Records contained in a dataset:
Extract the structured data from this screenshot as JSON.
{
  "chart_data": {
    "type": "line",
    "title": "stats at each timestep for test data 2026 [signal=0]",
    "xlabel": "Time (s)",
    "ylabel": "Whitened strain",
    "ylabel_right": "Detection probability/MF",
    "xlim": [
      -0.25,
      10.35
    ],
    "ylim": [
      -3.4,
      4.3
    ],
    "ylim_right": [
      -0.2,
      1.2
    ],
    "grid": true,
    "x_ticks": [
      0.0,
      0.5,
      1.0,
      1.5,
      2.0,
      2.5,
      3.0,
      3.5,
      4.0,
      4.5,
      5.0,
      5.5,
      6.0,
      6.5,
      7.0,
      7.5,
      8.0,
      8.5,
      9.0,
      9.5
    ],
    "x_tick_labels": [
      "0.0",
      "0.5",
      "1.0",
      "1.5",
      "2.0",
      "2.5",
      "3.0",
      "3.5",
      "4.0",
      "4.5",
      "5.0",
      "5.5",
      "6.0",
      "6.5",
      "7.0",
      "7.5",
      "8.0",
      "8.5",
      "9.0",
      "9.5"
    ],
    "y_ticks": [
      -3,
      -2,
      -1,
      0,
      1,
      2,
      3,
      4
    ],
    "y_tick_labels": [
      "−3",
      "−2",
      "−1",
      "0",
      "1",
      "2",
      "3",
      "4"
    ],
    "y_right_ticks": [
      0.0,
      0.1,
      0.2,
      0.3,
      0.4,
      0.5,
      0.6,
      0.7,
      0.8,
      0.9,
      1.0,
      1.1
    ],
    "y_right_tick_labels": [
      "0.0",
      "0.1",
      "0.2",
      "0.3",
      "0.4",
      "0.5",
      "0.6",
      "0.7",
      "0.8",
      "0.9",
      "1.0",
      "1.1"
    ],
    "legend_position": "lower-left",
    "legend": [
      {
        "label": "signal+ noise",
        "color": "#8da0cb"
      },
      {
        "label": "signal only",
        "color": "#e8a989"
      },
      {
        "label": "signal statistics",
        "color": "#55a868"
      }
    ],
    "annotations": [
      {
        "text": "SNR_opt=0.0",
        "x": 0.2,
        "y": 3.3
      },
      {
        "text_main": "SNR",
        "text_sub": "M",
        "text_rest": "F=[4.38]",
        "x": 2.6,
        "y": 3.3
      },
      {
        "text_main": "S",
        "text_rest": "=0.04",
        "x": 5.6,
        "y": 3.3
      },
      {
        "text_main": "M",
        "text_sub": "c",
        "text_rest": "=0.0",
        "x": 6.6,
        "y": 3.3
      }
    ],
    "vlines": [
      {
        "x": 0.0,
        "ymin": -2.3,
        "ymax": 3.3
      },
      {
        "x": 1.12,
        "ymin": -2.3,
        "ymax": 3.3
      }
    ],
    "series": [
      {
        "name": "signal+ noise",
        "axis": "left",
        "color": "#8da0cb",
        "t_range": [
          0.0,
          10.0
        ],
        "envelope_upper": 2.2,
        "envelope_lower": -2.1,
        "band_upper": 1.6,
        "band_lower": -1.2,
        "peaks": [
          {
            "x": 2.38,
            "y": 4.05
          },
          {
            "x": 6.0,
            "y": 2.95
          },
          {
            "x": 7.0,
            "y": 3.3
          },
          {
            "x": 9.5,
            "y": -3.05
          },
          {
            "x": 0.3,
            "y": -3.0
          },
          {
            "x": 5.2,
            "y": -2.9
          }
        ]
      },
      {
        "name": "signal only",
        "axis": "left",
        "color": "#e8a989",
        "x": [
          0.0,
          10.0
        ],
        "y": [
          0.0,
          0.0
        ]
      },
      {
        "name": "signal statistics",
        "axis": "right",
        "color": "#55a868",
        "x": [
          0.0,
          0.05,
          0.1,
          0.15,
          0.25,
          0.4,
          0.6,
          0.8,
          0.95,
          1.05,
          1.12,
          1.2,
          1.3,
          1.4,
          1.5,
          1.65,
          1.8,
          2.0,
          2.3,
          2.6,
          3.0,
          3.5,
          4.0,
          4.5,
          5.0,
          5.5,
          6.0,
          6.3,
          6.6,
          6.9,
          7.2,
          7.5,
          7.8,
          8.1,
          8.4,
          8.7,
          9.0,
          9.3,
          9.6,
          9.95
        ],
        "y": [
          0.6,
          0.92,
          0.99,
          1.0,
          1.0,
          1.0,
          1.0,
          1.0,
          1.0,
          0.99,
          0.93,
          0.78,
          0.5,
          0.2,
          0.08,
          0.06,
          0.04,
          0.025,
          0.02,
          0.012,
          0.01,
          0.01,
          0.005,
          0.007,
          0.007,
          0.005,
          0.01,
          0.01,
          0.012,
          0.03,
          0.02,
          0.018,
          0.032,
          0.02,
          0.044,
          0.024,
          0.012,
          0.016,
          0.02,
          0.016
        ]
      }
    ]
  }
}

- STATED TASK -
From the records above, extract each line exactly as shown.

- RESULT OF THE EXERCISE -
Extract the structured data from this screenshot as JSON.
{
  "chart_data": {
    "type": "line",
    "title": "stats at each timestep for test data 2026 [signal=0]",
    "xlabel": "Time (s)",
    "ylabel": "Whitened strain",
    "ylabel_right": "Detection probability/MF",
    "xlim": [
      -0.25,
      10.35
    ],
    "ylim": [
      -3.4,
      4.3
    ],
    "ylim_right": [
      -0.2,
      1.2
    ],
    "grid": true,
    "x_ticks": [
      0.0,
      0.5,
      1.0,
      1.5,
      2.0,
      2.5,
      3.0,
      3.5,
      4.0,
      4.5,
      5.0,
      5.5,
      6.0,
      6.5,
      7.0,
      7.5,
      8.0,
      8.5,
      9.0,
      9.5
    ],
    "x_tick_labels": [
      "0.0",
      "0.5",
      "1.0",
      "1.5",
      "2.0",
      "2.5",
      "3.0",
      "3.5",
      "4.0",
      "4.5",
      "5.0",
      "5.5",
      "6.0",
      "6.5",
      "7.0",
      "7.5",
      "8.0",
      "8.5",
      "9.0",
      "9.5"
    ],
    "y_ticks": [
      -3,
      -2,
      -1,
      0,
      1,
      2,
      3,
      4
    ],
    "y_tick_labels": [
      "−3",
      "−2",
      "−1",
      "0",
      "1",
      "2",
      "3",
      "4"
    ],
    "y_right_ticks": [
      0.0,
      0.1,
      0.2,
      0.3,
      0.4,
      0.5,
      0.6,
      0.7,
      0.8,
      0.9,
      1.0,
      1.1
    ],
    "y_right_tick_labels": [
      "0.0",
      "0.1",
      "0.2",
      "0.3",
      "0.4",
      "0.5",
      "0.6",
      "0.7",
      "0.8",
      "0.9",
      "1.0",
      "1.1"
    ],
    "legend_position": "lower-left",
    "legend": [
      {
        "label": "signal+ noise",
        "color": "#8da0cb"
      },
      {
        "label": "signal only",
        "color": "#e8a989"
      },
      {
        "label": "signal statistics",
        "color": "#55a868"
      }
    ],
    "annotations": [
      {
        "text": "SNR_opt=0.0",
        "x": 0.2,
        "y": 3.3
      },
      {
        "text_main": "SNR",
        "text_sub": "M",
        "text_rest": "F=[4.38]",
        "x": 2.6,
        "y": 3.3
      },
      {
        "text_main": "S",
        "text_rest": "=0.04",
        "x": 5.6,
        "y": 3.3
      },
      {
        "text_main": "M",
        "text_sub": "c",
        "text_rest": "=0.0",
        "x": 6.6,
        "y": 3.3
      }
    ],
    "vlines": [
      {
        "x": 0.0,
        "ymin": -2.3,
        "ymax": 3.3
      },
      {
        "x": 1.12,
        "ymin": -2.3,
        "ymax": 3.3
      }
    ],
    "series": [
      {
        "name": "signal+ noise",
        "axis": "left",
        "color": "#8da0cb",
        "t_range": [
          0.0,
          10.0
        ],
        "envelope_upper": 2.2,
        "envelope_lower": -2.1,
        "band_upper": 1.6,
        "band_lower": -1.2,
        "peaks": [
          {
            "x": 2.38,
            "y": 4.05
          },
          {
            "x": 6.0,
            "y": 2.95
          },
          {
            "x": 7.0,
            "y": 3.3
          },
          {
            "x": 9.5,
            "y": -3.05
          },
          {
            "x": 0.3,
            "y": -3.0
          },
          {
            "x": 5.2,
            "y": -2.9
          }
        ]
      },
      {
        "name": "signal only",
        "axis": "left",
        "color": "#e8a989",
        "x": [
          0.0,
          10.0
        ],
        "y": [
          0.0,
          0.0
        ]
      },
      {
        "name": "signal statistics",
        "axis": "right",
        "color": "#55a868",
        "x": [
          0.0,
          0.05,
          0.1,
          0.15,
          0.25,
          0.4,
          0.6,
          0.8,
          0.95,
          1.05,
          1.12,
          1.2,
          1.3,
          1.4,
          1.5,
          1.65,
          1.8,
          2.0,
          2.3,
          2.6,
          3.0,
          3.5,
          4.0,
          4.5,
          5.0,
          5.5,
          6.0,
          6.3,
          6.6,
          6.9,
          7.2,
          7.5,
          7.8,
          8.1,
          8.4,
          8.7,
          9.0,
          9.3,
          9.6,
          9.95
        ],
        "y": [
          0.6,
          0.92,
          0.99,
          1.0,
          1.0,
          1.0,
          1.0,
          1.0,
          1.0,
          0.99,
          0.93,
          0.78,
          0.5,
          0.2,
          0.08,
          0.06,
          0.04,
          0.025,
          0.02,
          0.012,
          0.01,
          0.01,
          0.005,
          0.007,
          0.007,
          0.005,
          0.01,
          0.01,
          0.012,
          0.03,
          0.02,
          0.018,
          0.032,
          0.02,
          0.044,
          0.024,
          0.012,
          0.016,
          0.02,
          0.016
        ]
      }
    ]
  }
}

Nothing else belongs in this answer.